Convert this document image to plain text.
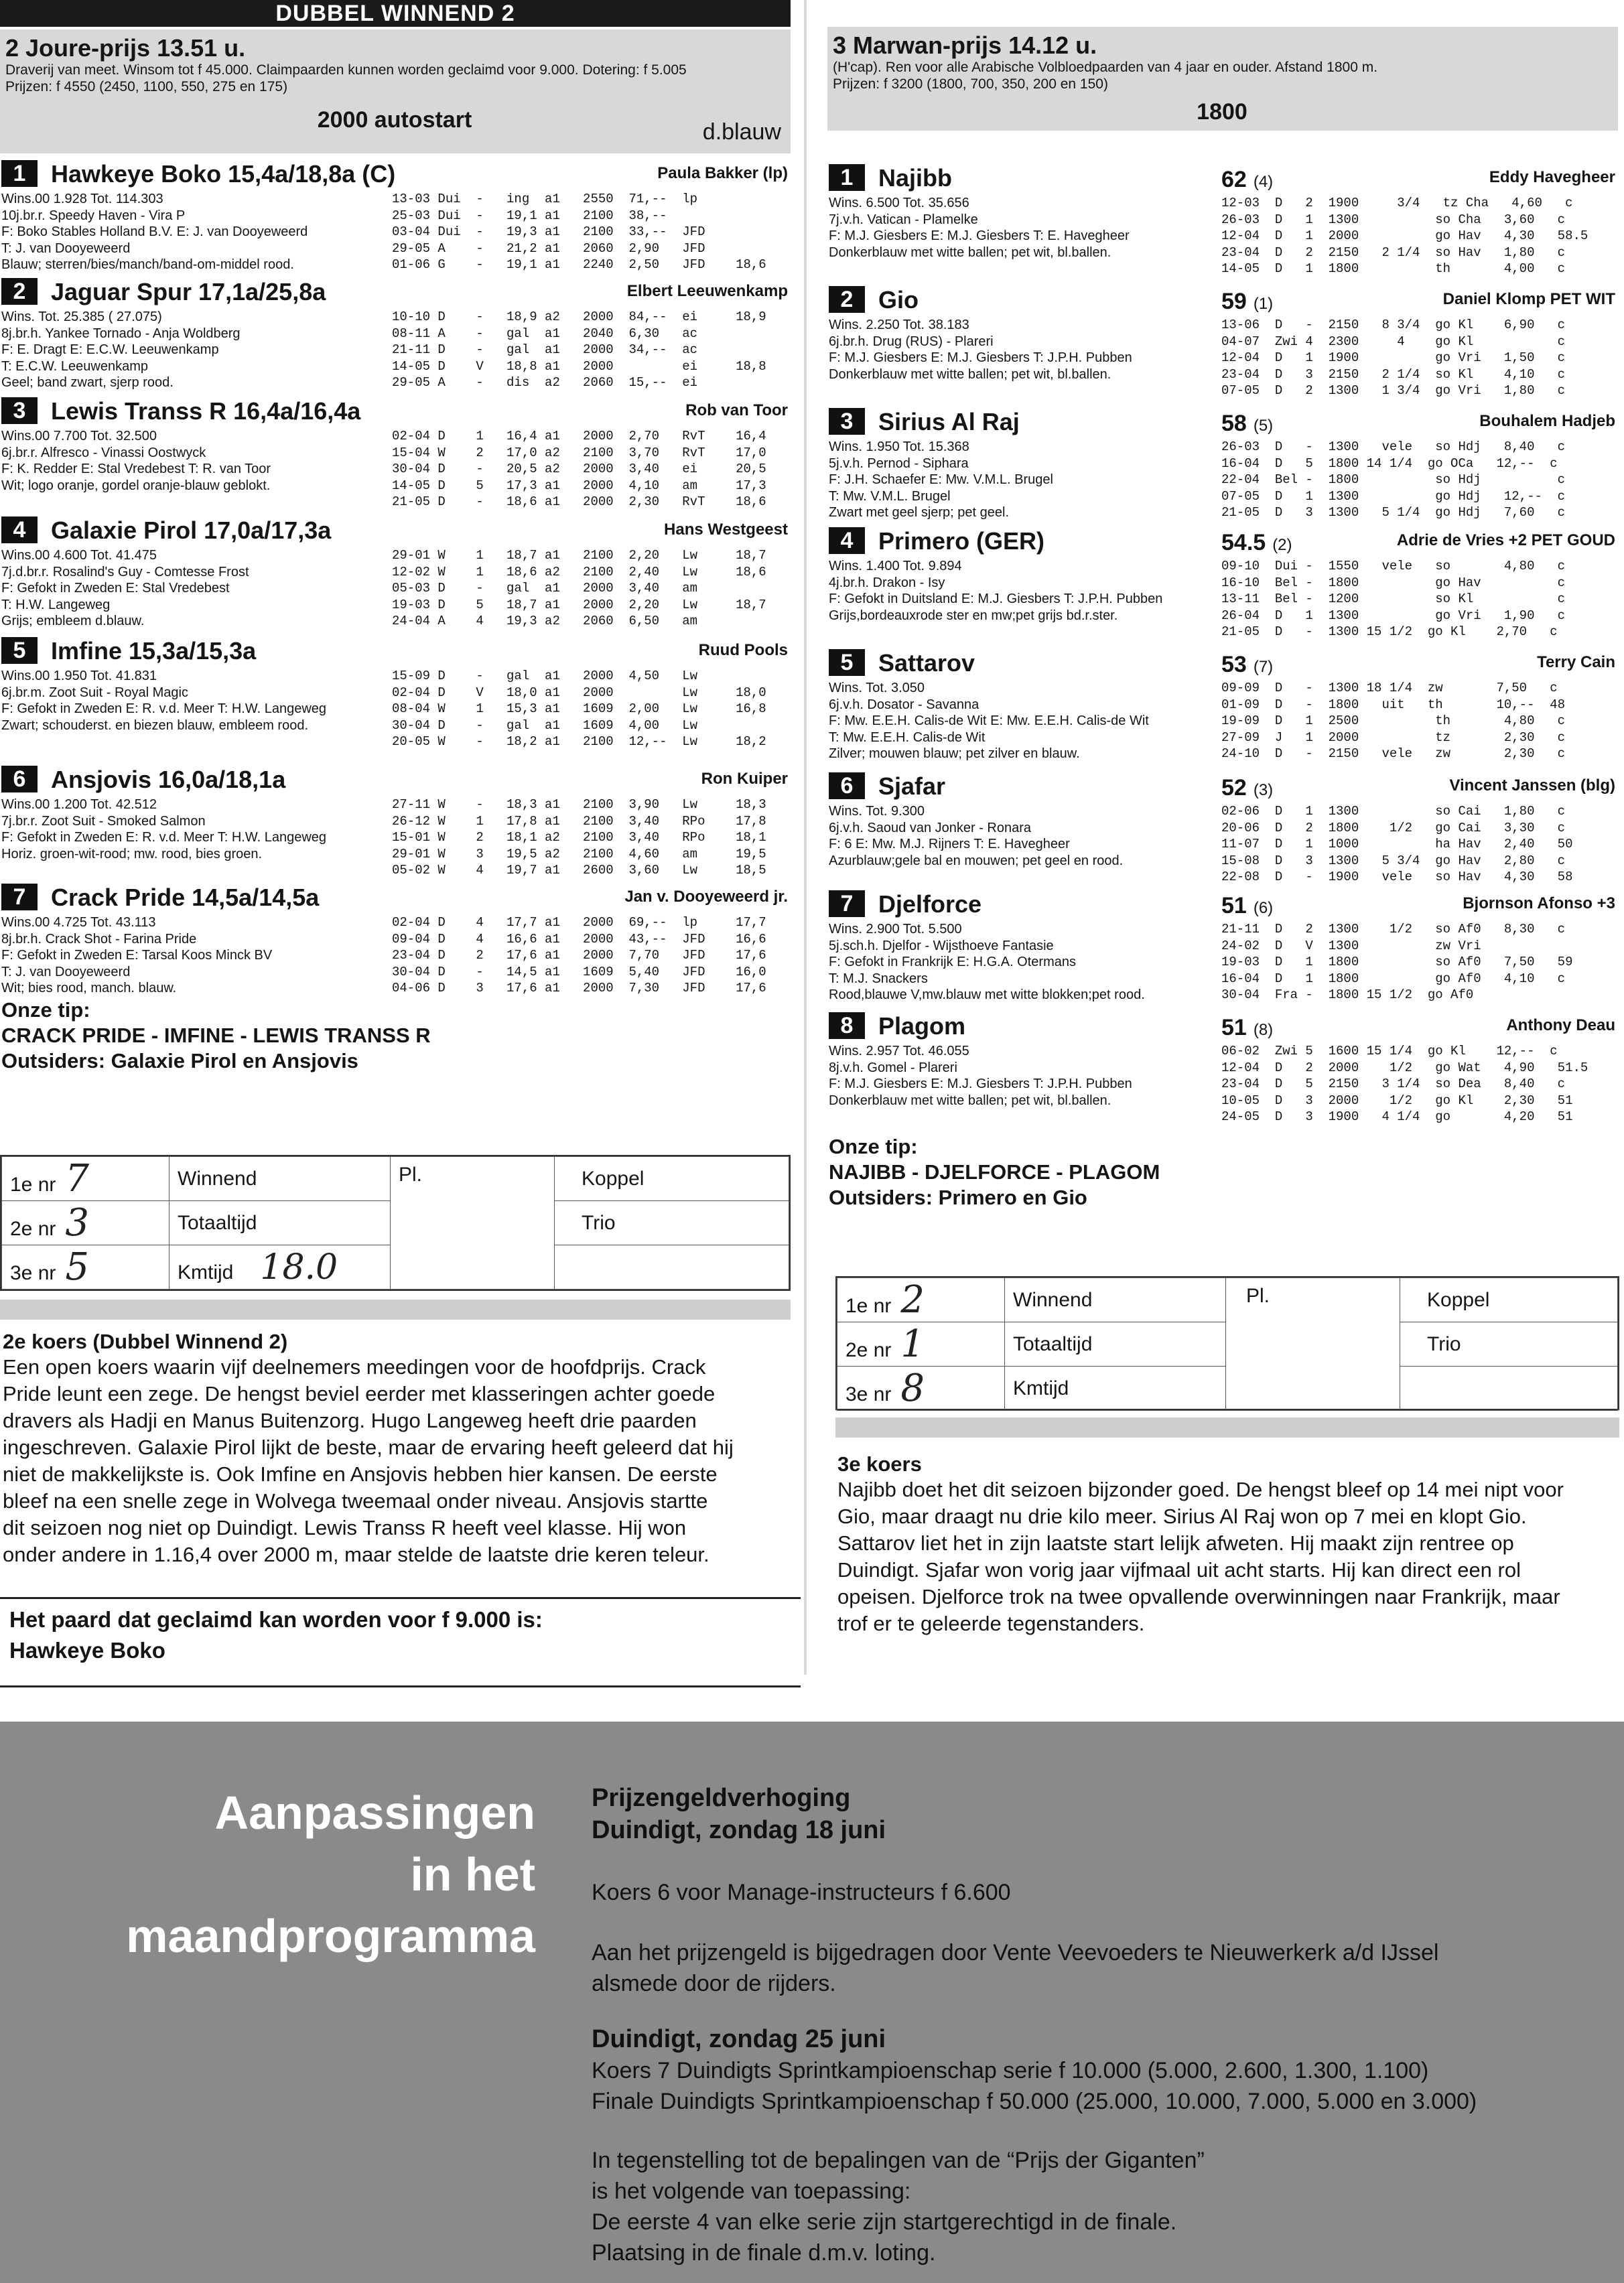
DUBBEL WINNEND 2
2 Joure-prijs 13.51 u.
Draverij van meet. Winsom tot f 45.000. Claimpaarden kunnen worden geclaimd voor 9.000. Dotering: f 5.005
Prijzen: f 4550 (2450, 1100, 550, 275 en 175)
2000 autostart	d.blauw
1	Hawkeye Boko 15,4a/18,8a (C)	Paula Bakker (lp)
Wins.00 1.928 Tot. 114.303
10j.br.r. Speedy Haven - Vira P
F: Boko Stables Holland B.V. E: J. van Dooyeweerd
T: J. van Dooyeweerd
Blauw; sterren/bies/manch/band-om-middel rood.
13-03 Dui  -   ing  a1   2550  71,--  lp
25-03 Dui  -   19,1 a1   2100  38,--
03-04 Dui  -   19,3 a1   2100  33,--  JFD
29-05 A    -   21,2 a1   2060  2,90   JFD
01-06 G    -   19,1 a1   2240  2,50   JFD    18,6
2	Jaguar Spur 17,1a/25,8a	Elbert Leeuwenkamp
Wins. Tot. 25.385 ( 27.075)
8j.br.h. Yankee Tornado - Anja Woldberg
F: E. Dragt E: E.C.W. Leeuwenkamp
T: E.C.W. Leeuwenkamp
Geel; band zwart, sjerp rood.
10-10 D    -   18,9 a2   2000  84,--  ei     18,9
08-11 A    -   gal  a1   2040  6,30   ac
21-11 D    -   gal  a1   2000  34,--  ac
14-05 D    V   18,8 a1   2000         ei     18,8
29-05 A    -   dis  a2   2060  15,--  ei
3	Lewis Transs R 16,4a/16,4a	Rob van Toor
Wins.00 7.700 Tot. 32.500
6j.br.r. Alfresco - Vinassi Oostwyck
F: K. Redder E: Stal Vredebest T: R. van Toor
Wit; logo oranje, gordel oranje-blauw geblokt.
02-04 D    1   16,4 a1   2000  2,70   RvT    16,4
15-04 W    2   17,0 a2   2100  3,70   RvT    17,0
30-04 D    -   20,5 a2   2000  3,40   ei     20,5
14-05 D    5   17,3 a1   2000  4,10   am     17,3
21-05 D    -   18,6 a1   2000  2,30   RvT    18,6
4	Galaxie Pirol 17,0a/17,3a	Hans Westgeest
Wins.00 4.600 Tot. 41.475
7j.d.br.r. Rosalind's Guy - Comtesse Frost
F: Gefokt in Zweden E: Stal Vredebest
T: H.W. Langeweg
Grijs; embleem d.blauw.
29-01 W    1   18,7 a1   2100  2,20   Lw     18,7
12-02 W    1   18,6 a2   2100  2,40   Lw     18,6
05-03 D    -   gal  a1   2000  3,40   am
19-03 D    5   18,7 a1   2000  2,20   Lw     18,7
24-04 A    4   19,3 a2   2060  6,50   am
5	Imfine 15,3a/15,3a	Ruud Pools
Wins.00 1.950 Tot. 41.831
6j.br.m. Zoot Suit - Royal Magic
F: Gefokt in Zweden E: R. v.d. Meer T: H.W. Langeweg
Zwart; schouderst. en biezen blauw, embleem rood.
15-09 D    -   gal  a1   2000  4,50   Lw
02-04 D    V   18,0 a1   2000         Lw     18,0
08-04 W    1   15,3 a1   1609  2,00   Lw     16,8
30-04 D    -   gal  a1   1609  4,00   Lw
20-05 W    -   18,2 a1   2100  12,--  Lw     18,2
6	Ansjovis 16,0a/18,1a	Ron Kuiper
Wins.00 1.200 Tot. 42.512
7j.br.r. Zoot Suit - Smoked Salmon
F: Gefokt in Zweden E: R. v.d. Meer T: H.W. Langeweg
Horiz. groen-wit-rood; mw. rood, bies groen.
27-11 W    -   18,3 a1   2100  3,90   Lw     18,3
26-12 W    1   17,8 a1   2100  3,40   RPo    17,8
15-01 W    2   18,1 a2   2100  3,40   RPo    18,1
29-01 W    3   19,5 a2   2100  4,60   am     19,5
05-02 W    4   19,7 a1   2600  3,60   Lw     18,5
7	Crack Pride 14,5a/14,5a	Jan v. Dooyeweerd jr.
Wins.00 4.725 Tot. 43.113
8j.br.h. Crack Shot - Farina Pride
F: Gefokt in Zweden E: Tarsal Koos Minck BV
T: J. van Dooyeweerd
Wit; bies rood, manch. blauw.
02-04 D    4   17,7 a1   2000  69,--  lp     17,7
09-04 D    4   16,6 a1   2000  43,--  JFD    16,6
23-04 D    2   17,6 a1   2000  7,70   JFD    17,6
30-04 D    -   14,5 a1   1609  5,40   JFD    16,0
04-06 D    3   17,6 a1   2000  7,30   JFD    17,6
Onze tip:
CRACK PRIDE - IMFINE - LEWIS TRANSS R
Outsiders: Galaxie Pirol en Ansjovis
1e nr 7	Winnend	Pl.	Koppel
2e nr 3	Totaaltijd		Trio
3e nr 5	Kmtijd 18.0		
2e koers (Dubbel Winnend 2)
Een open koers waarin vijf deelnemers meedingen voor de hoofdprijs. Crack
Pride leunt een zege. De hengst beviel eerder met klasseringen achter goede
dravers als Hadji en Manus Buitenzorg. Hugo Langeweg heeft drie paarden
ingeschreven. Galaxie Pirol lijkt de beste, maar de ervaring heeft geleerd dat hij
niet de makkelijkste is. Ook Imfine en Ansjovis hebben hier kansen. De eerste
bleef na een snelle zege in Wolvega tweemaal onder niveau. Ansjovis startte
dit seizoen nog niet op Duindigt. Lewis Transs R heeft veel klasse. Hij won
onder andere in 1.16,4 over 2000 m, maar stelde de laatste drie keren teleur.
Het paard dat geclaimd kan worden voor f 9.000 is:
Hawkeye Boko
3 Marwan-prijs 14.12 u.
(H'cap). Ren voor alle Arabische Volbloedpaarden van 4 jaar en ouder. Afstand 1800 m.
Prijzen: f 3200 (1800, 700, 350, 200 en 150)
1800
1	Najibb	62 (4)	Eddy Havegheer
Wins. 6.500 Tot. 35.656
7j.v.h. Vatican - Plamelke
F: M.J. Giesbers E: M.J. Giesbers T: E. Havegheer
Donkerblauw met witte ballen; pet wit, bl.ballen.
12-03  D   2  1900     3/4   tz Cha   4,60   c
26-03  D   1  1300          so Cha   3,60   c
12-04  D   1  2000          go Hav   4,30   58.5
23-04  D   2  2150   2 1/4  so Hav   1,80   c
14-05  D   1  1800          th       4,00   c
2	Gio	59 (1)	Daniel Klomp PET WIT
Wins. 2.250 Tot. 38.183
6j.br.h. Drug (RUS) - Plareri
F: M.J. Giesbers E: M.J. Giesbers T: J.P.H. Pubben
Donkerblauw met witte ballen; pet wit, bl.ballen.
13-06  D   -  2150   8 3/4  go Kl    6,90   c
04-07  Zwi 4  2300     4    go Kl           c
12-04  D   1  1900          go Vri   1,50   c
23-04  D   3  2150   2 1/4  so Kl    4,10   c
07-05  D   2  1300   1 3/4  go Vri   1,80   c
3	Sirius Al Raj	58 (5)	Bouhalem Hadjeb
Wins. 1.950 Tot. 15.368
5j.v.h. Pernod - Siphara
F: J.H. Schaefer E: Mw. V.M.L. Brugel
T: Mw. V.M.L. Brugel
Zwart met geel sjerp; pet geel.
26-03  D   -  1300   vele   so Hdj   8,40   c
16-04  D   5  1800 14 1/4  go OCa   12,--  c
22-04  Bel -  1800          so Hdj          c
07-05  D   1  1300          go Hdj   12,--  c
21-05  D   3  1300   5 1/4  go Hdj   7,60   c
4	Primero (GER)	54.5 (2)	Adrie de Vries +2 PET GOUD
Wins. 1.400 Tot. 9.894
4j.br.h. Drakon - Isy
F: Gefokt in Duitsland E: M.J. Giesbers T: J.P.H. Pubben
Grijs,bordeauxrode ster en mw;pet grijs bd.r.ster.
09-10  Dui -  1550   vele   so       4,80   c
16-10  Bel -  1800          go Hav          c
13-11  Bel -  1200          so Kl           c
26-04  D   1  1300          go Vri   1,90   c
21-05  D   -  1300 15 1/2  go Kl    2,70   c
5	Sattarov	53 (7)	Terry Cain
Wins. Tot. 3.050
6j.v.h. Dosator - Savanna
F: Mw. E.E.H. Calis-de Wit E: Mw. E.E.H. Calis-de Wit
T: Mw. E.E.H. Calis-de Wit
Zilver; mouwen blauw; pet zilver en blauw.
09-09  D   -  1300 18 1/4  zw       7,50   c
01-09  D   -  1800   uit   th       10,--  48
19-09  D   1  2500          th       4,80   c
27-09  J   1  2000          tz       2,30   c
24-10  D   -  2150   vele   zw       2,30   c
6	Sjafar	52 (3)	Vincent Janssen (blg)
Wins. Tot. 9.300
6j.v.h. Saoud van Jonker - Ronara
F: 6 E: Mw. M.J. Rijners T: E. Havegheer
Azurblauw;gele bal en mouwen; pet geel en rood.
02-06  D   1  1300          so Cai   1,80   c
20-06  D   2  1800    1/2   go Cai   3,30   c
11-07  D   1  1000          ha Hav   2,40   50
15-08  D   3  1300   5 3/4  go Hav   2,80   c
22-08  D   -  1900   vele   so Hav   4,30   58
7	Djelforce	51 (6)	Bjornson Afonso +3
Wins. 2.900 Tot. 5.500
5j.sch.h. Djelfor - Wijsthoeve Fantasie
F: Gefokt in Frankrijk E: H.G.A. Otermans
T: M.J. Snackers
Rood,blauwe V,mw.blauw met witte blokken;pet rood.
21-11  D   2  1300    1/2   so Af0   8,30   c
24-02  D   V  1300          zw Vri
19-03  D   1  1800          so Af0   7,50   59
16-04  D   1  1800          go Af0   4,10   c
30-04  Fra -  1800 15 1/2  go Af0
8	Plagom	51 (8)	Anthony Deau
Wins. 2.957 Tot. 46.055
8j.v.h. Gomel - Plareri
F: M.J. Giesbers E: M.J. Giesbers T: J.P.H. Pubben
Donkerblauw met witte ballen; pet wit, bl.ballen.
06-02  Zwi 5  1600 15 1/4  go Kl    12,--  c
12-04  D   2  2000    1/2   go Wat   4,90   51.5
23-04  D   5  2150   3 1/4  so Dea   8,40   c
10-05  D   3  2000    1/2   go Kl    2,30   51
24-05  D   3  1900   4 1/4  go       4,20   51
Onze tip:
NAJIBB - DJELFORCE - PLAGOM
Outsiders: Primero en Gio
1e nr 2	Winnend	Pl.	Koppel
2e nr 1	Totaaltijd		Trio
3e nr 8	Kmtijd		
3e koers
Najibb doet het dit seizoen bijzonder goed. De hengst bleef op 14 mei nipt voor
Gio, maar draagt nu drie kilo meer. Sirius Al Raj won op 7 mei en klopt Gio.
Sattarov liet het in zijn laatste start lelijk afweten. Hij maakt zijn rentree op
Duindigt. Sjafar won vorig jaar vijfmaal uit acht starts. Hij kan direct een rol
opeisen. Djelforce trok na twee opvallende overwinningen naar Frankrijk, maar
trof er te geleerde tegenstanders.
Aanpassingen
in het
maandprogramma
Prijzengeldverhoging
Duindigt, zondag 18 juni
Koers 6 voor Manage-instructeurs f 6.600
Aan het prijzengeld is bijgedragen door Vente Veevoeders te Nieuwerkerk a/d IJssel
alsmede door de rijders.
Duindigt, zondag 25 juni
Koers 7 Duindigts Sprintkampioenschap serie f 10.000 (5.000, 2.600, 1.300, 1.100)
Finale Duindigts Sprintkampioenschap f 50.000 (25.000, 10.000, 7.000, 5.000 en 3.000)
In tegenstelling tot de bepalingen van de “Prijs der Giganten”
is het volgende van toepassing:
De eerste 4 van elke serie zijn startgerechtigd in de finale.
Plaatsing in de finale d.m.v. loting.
---
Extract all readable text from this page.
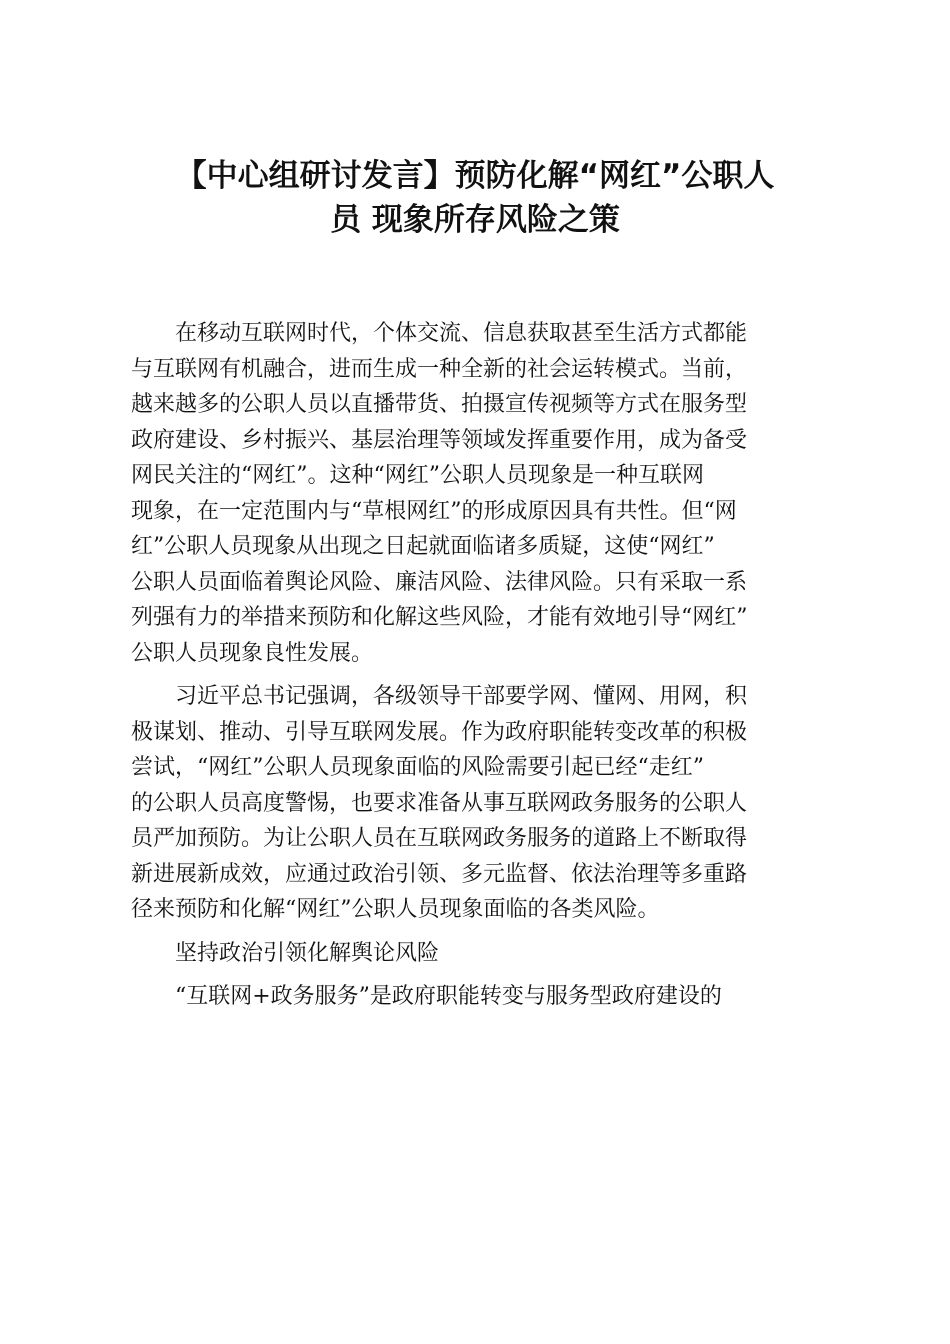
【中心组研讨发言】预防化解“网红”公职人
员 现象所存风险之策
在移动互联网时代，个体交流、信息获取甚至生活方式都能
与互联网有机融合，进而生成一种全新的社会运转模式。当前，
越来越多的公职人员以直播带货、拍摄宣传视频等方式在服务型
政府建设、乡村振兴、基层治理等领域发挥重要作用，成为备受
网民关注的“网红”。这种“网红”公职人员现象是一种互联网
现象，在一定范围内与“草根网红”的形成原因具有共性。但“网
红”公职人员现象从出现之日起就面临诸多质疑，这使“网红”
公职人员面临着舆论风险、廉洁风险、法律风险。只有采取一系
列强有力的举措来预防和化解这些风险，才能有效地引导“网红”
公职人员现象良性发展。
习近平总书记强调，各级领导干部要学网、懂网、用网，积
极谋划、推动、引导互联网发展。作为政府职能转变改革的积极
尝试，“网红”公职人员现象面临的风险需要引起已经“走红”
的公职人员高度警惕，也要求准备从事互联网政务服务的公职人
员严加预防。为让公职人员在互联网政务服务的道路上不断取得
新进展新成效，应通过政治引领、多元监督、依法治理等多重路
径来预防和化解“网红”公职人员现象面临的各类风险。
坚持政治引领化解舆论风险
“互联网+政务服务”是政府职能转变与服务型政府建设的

• [GIVEN REQUEST]:
State how many lines of the data include the word "text", with nothing else.

• [TASK OUTPUT]:
2